┌──
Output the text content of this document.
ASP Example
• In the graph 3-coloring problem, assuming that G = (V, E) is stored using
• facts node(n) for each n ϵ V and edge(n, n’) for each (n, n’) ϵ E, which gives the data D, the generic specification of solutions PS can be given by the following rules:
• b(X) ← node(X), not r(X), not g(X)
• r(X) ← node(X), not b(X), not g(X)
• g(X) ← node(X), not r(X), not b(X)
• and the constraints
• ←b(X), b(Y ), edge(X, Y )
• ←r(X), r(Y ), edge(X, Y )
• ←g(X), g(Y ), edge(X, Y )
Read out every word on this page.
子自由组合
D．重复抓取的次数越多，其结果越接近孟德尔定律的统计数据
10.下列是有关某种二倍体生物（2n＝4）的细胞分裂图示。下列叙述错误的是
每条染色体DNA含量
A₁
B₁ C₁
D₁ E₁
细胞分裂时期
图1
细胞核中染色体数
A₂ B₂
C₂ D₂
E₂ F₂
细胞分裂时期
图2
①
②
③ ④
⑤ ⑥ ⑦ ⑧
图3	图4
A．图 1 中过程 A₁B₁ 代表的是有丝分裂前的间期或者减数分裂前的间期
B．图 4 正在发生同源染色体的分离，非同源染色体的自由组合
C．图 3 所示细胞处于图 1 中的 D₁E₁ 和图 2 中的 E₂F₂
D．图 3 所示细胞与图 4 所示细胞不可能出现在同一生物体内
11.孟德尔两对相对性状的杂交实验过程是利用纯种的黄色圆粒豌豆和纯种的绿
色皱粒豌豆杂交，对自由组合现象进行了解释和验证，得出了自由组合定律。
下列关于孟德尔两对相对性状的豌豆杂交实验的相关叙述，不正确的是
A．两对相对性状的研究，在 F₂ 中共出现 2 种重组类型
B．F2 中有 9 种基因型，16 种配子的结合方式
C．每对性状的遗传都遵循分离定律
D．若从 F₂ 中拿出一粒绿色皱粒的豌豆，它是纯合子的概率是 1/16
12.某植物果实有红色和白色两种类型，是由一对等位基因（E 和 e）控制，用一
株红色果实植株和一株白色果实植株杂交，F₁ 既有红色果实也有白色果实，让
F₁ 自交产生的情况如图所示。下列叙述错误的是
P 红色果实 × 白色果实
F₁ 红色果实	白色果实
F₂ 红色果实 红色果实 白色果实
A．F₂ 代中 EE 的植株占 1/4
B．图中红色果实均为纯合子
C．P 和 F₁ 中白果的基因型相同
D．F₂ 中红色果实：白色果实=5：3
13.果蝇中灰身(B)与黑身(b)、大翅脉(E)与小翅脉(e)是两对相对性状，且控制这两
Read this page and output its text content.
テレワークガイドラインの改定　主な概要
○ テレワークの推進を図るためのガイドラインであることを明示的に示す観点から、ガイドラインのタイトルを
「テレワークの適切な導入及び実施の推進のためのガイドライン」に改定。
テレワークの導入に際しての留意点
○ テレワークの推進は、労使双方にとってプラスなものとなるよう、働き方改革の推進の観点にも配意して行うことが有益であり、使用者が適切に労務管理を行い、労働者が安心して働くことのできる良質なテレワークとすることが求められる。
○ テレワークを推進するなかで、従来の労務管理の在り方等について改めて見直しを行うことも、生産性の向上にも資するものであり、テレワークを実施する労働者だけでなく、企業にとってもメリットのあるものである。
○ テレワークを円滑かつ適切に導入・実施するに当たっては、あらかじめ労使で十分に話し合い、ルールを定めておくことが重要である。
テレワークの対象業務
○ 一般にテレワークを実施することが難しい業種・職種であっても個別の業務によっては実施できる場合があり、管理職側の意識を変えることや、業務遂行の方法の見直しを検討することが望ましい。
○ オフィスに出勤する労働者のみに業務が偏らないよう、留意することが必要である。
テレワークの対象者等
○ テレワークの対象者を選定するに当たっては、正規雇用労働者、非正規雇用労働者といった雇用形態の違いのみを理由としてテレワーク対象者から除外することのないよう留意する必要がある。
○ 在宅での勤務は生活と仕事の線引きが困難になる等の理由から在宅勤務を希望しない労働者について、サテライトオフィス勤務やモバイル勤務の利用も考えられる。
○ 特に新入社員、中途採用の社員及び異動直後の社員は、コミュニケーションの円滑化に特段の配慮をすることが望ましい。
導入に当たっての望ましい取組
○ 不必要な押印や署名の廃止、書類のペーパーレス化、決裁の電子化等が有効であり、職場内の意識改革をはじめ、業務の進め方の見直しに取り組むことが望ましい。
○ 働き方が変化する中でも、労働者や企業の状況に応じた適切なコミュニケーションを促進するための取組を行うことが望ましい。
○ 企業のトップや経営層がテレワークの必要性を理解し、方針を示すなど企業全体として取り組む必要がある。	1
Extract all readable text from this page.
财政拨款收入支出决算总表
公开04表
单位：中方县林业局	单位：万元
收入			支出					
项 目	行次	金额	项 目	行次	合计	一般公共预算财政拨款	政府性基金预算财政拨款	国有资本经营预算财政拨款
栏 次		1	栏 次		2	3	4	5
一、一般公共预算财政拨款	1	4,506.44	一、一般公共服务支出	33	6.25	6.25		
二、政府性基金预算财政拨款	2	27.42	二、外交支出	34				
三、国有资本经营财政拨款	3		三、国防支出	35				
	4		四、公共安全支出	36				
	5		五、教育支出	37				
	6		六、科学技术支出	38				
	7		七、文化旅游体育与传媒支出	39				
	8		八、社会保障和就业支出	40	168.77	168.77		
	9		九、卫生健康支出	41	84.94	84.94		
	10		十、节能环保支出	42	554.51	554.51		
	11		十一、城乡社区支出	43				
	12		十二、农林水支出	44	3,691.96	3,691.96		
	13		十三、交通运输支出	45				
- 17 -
└──
Work to complete:
Nothing outside the span should appear: transcribe the lines from the one containing "Extract all readable text from this page." through the last line of the records.

Result for this exercise:
Extract all readable text from this page.
财政拨款收入支出决算总表
公开04表
单位：中方县林业局	单位：万元
收入			支出					
项 目	行次	金额	项 目	行次	合计	一般公共预算财政拨款	政府性基金预算财政拨款	国有资本经营预算财政拨款
栏 次		1	栏 次		2	3	4	5
一、一般公共预算财政拨款	1	4,506.44	一、一般公共服务支出	33	6.25	6.25		
二、政府性基金预算财政拨款	2	27.42	二、外交支出	34				
三、国有资本经营财政拨款	3		三、国防支出	35				
	4		四、公共安全支出	36				
	5		五、教育支出	37				
	6		六、科学技术支出	38				
	7		七、文化旅游体育与传媒支出	39				
	8		八、社会保障和就业支出	40	168.77	168.77		
	9		九、卫生健康支出	41	84.94	84.94		
	10		十、节能环保支出	42	554.51	554.51		
	11		十一、城乡社区支出	43				
	12		十二、农林水支出	44	3,691.96	3,691.96		
	13		十三、交通运输支出	45				
- 17 -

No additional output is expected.